Rewrite the material below with every instance of "body-line" replaced by "text-line" and all else unchanged. Omit the pictures from your version.
-- start Data entries --
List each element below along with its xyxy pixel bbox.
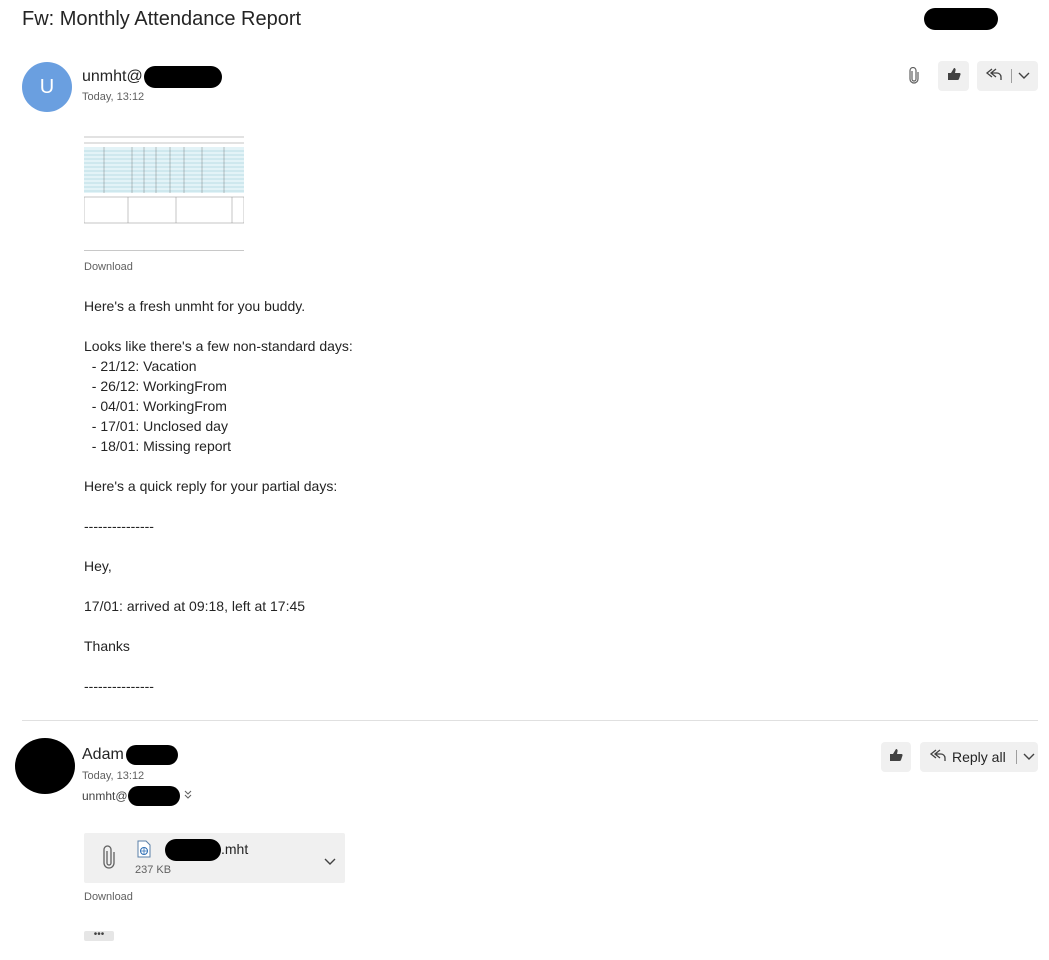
message-time: Today, 13:12 <box>82 91 145 103</box>
reply-all-label: Reply all <box>952 749 1006 765</box>
body-line: Thanks <box>84 638 130 654</box>
body-line: --------------- <box>84 678 154 694</box>
body-line: Hey, <box>84 558 112 574</box>
body-line: - 04/01: WorkingFrom <box>84 398 227 414</box>
reply-all-button[interactable]: Reply all <box>920 742 1038 772</box>
attachment-size: 237 KB <box>135 864 172 876</box>
body-line: Here's a quick reply for your partial da… <box>84 478 338 494</box>
recipient-line[interactable]: unmht@ <box>82 786 192 806</box>
file-web-icon <box>136 840 152 863</box>
paperclip-icon <box>907 66 921 88</box>
body-line: 17/01: arrived at 09:18, left at 17:45 <box>84 598 306 614</box>
body-line: - 17/01: Unclosed day <box>84 418 228 434</box>
reply-all-button[interactable] <box>977 61 1038 91</box>
like-button[interactable] <box>938 61 969 91</box>
chevron-down-icon[interactable] <box>1018 67 1030 85</box>
avatar[interactable]: U <box>22 62 72 112</box>
show-more-button[interactable]: ••• <box>84 930 114 941</box>
body-line <box>84 616 784 636</box>
email-subject: Fw: Monthly Attendance Report <box>22 8 302 30</box>
body-line: --------------- <box>84 518 154 534</box>
message-body: Here's a fresh unmht for you buddy. Look… <box>84 296 784 696</box>
divider <box>1011 69 1012 83</box>
body-line <box>84 456 784 476</box>
body-line: - 26/12: WorkingFrom <box>84 378 227 394</box>
sender-name[interactable]: Adam <box>82 745 178 765</box>
reply-all-icon <box>929 747 947 768</box>
redacted-email <box>143 66 222 88</box>
like-button[interactable] <box>881 742 911 772</box>
body-line <box>84 536 784 556</box>
body-line <box>84 656 784 676</box>
sender-name[interactable]: unmht@ <box>82 66 222 88</box>
reply-all-icon <box>985 66 1003 87</box>
body-line: - 18/01: Missing report <box>84 438 232 454</box>
chevron-down-icon[interactable] <box>1023 748 1035 766</box>
attachment-card[interactable]: .mht 237 KB <box>84 833 345 883</box>
recipient-email-prefix: unmht@ <box>82 789 128 803</box>
body-line <box>84 576 784 596</box>
sender-email-prefix: unmht@ <box>82 68 143 85</box>
divider <box>1015 750 1017 764</box>
body-line: - 21/12: Vacation <box>84 358 197 374</box>
body-line <box>84 316 784 336</box>
attachment-name: .mht <box>221 841 249 857</box>
message-divider <box>22 720 1038 721</box>
thumbs-up-icon <box>946 66 962 87</box>
download-link[interactable]: Download <box>84 261 133 273</box>
body-line: Looks like there's a few non-standard da… <box>84 338 353 354</box>
chevron-down-icon[interactable] <box>324 853 336 871</box>
redacted-surname <box>125 745 178 765</box>
sender-first-name: Adam <box>82 746 124 763</box>
redacted-email <box>127 786 180 806</box>
message-time: Today, 13:12 <box>82 770 145 782</box>
body-line <box>84 496 784 516</box>
expand-recipients-icon[interactable] <box>184 789 192 803</box>
avatar[interactable] <box>15 738 75 794</box>
redacted-filename <box>165 839 221 861</box>
download-link[interactable]: Download <box>84 891 133 903</box>
thumbs-up-icon <box>888 747 904 768</box>
attachment-thumbnail[interactable] <box>83 133 245 251</box>
avatar-initial: U <box>39 75 55 98</box>
redacted-user <box>924 8 998 30</box>
paperclip-icon <box>102 845 116 876</box>
body-line: Here's a fresh unmht for you buddy. <box>84 298 306 314</box>
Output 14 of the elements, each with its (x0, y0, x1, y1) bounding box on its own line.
-- end Data entries --
Answer for the task »
List each element below along with its xyxy pixel bbox.
message-time: Today, 13:12 <box>82 91 145 103</box>
reply-all-label: Reply all <box>952 749 1006 765</box>
text-line: Thanks <box>84 638 130 654</box>
text-line: --------------- <box>84 678 154 694</box>
text-line: Hey, <box>84 558 112 574</box>
text-line: - 04/01: WorkingFrom <box>84 398 227 414</box>
reply-all-button[interactable]: Reply all <box>920 742 1038 772</box>
attachment-size: 237 KB <box>135 864 172 876</box>
text-line: Here's a quick reply for your partial da… <box>84 478 338 494</box>
recipient-line[interactable]: unmht@ <box>82 786 192 806</box>
file-web-icon <box>136 840 152 863</box>
paperclip-icon <box>907 66 921 88</box>
text-line: 17/01: arrived at 09:18, left at 17:45 <box>84 598 306 614</box>
text-line: - 17/01: Unclosed day <box>84 418 228 434</box>
reply-all-button[interactable] <box>977 61 1038 91</box>
like-button[interactable] <box>938 61 969 91</box>
chevron-down-icon[interactable] <box>1018 67 1030 85</box>
avatar[interactable]: U <box>22 62 72 112</box>
show-more-button[interactable]: ••• <box>84 930 114 941</box>
text-line <box>84 616 784 636</box>
email-subject: Fw: Monthly Attendance Report <box>22 8 302 30</box>
text-line: --------------- <box>84 518 154 534</box>
message-body: Here's a fresh unmht for you buddy. Look… <box>84 296 784 696</box>
divider <box>1011 69 1012 83</box>
text-line <box>84 456 784 476</box>
text-line: - 26/12: WorkingFrom <box>84 378 227 394</box>
sender-name[interactable]: Adam <box>82 745 178 765</box>
reply-all-icon <box>929 747 947 768</box>
redacted-email <box>143 66 222 88</box>
like-button[interactable] <box>881 742 911 772</box>
text-line <box>84 536 784 556</box>
text-line <box>84 656 784 676</box>
sender-name[interactable]: unmht@ <box>82 66 222 88</box>
reply-all-icon <box>985 66 1003 87</box>
text-line: - 18/01: Missing report <box>84 438 232 454</box>
chevron-down-icon[interactable] <box>1023 748 1035 766</box>
attachment-card[interactable]: .mht 237 KB <box>84 833 345 883</box>
recipient-email-prefix: unmht@ <box>82 789 128 803</box>
text-line <box>84 576 784 596</box>
sender-email-prefix: unmht@ <box>82 68 143 85</box>
divider <box>1015 750 1017 764</box>
text-line: - 21/12: Vacation <box>84 358 197 374</box>
text-line <box>84 316 784 336</box>
attachment-name: .mht <box>221 841 249 857</box>
message-divider <box>22 720 1038 721</box>
thumbs-up-icon <box>946 66 962 87</box>
download-link[interactable]: Download <box>84 261 133 273</box>
text-line: Looks like there's a few non-standard da… <box>84 338 353 354</box>
chevron-down-icon[interactable] <box>324 853 336 871</box>
redacted-surname <box>125 745 178 765</box>
sender-first-name: Adam <box>82 746 124 763</box>
redacted-email <box>127 786 180 806</box>
message-time: Today, 13:12 <box>82 770 145 782</box>
text-line <box>84 496 784 516</box>
expand-recipients-icon[interactable] <box>184 789 192 803</box>
avatar[interactable] <box>15 738 75 794</box>
redacted-filename <box>165 839 221 861</box>
download-link[interactable]: Download <box>84 891 133 903</box>
thumbs-up-icon <box>888 747 904 768</box>
attachment-thumbnail[interactable] <box>83 133 245 251</box>
avatar-initial: U <box>39 75 55 98</box>
redacted-user <box>924 8 998 30</box>
paperclip-icon <box>102 845 116 876</box>
text-line: Here's a fresh unmht for you buddy. <box>84 298 306 314</box>
Output 14 of the elements, each with its (x0, y0, x1, y1) bounding box on its own line.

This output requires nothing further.